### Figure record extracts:
════════
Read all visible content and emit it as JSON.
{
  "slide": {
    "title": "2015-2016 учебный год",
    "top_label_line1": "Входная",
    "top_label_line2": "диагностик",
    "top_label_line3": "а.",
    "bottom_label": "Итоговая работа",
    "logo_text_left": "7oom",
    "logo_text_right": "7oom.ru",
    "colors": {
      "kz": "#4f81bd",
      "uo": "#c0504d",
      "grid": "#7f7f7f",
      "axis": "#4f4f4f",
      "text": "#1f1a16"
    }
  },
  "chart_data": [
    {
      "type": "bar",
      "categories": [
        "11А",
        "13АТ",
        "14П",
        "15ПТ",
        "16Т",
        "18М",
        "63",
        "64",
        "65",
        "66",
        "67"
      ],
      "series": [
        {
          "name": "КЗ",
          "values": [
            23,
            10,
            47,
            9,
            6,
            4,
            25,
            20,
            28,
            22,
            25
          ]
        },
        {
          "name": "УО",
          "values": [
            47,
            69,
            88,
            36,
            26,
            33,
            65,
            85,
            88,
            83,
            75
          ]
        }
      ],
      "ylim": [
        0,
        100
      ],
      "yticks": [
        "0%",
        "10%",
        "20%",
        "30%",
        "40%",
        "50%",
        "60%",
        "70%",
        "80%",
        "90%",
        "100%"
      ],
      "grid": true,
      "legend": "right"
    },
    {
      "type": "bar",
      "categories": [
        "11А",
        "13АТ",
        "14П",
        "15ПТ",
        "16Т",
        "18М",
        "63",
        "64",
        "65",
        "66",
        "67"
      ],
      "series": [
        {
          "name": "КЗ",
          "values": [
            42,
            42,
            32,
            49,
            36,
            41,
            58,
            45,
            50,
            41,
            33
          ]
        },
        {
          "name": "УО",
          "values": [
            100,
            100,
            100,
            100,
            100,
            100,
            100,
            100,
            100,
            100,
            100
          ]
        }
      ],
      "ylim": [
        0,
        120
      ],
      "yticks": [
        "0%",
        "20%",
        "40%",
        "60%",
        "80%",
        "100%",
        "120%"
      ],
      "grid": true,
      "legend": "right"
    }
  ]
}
════════
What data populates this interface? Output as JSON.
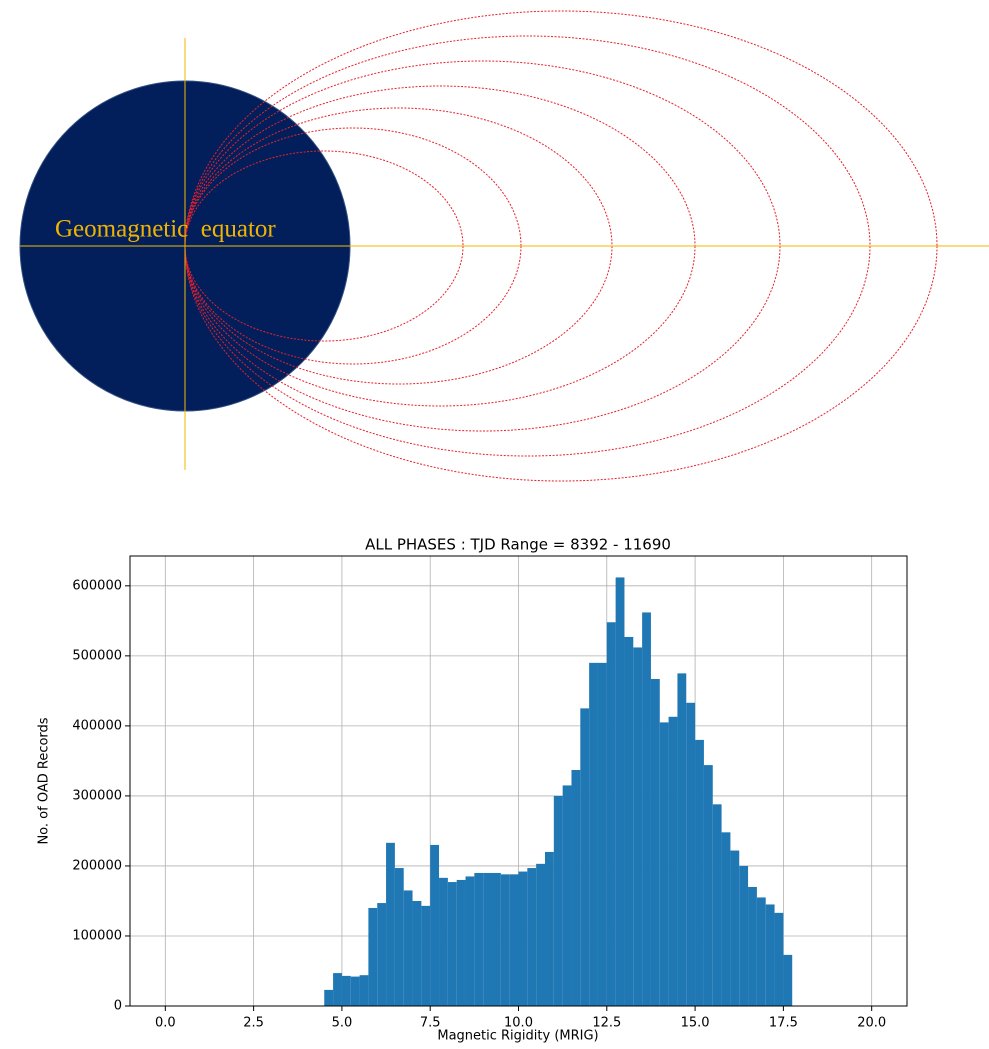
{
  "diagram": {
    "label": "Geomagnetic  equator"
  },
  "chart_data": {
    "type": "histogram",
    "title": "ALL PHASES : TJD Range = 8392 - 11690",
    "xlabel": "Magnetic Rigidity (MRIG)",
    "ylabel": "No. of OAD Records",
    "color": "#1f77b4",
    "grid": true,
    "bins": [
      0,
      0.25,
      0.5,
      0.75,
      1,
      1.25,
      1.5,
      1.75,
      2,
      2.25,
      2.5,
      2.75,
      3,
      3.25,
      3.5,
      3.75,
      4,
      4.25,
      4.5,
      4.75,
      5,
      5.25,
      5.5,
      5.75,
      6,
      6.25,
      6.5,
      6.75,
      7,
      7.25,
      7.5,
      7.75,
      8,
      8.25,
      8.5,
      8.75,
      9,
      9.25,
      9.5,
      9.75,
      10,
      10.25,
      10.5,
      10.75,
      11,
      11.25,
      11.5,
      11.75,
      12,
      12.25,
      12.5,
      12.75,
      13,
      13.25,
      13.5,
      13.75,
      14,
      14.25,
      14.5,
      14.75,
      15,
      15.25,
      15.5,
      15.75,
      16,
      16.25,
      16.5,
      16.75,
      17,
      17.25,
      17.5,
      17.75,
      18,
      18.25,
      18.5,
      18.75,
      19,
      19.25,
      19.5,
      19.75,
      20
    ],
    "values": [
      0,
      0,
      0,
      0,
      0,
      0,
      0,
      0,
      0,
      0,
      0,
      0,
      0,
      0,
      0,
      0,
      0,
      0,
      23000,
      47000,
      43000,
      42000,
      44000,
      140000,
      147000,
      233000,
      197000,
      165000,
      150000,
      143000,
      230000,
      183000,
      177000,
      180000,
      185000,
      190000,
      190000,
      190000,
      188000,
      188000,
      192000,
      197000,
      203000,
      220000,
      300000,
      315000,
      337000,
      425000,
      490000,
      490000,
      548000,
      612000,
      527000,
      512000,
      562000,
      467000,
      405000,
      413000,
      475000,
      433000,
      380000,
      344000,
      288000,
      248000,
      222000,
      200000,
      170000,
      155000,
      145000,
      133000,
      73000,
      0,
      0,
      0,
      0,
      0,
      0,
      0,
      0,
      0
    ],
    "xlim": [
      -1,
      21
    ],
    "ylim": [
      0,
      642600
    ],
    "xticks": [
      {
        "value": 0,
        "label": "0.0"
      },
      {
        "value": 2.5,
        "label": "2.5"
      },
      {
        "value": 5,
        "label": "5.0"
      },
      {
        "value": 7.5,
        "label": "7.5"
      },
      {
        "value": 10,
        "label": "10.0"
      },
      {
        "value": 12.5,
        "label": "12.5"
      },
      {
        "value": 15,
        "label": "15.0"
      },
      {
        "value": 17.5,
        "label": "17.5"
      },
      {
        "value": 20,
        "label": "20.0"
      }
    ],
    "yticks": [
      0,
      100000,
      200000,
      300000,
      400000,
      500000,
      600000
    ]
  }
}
════════
### Aim of the exercise:
Copy out every line of the data that includes the word "grid".

### The output:
      "grid": "#7f7f7f",
      "grid": true,
      "grid": true,
    "grid": true,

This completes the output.